DATA PROVIDED:
--*--

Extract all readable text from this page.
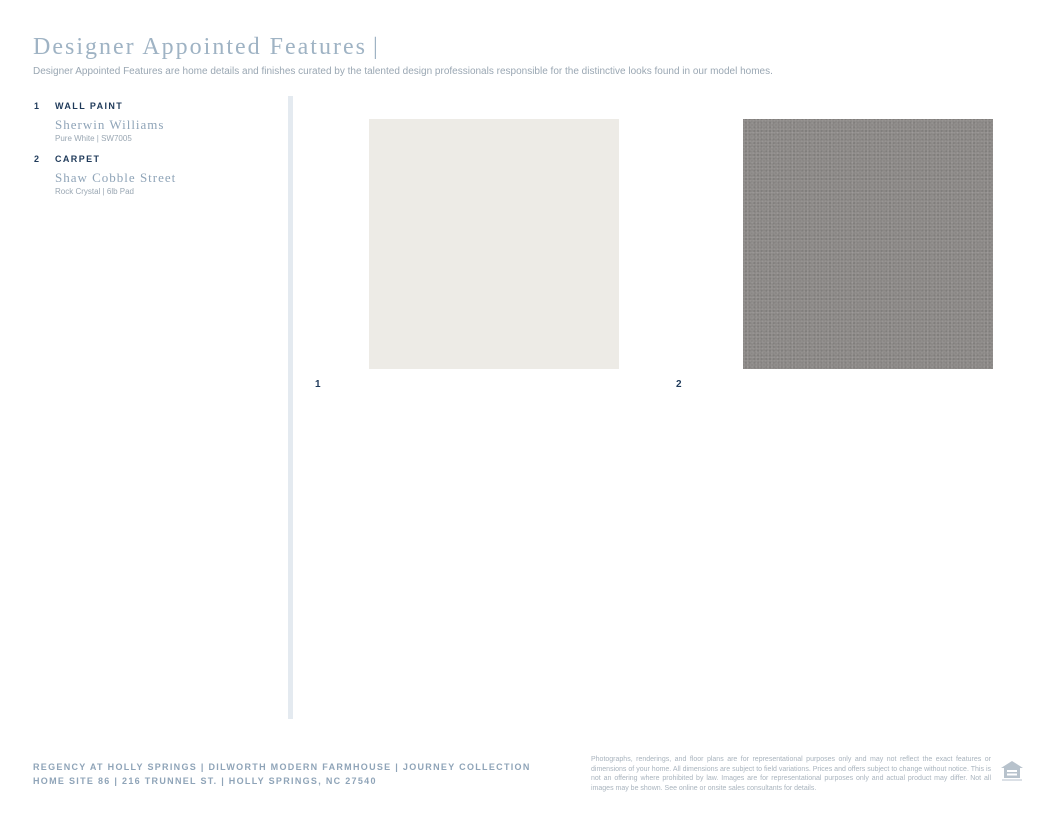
Designer Appointed Features |
Designer Appointed Features are home details and finishes curated by the talented design professionals responsible for the distinctive looks found in our model homes.
1	WALL PAINT
Sherwin Williams
Pure White | SW7005
2	CARPET
Shaw Cobble Street
Rock Crystal | 6lb Pad
1	2
REGENCY AT HOLLY SPRINGS | DILWORTH MODERN FARMHOUSE | JOURNEY COLLECTION
HOME SITE 86 | 216 TRUNNEL ST. | HOLLY SPRINGS, NC 27540
Photographs, renderings, and floor plans are for representational purposes only and may not reflect the exact features or dimensions of your home. All dimensions are subject to field variations. Prices and offers subject to change without notice. This is not an offering where prohibited by law. Images are for representational purposes only and actual product may differ. Not all images may be shown. See online or onsite sales consultants for details.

--*--

STATED TASK:
The data should be printed again unchanged; leave its pictures out.

PROBLEM SOLUTION:
Extract all readable text from this page.
Designer Appointed Features |
Designer Appointed Features are home details and finishes curated by the talented design professionals responsible for the distinctive looks found in our model homes.
1	WALL PAINT
Sherwin Williams
Pure White | SW7005
2	CARPET
Shaw Cobble Street
Rock Crystal | 6lb Pad
1	2
REGENCY AT HOLLY SPRINGS | DILWORTH MODERN FARMHOUSE | JOURNEY COLLECTION
HOME SITE 86 | 216 TRUNNEL ST. | HOLLY SPRINGS, NC 27540
Photographs, renderings, and floor plans are for representational purposes only and may not reflect the exact features or dimensions of your home. All dimensions are subject to field variations. Prices and offers subject to change without notice. This is not an offering where prohibited by law. Images are for representational purposes only and actual product may differ. Not all images may be shown. See online or onsite sales consultants for details.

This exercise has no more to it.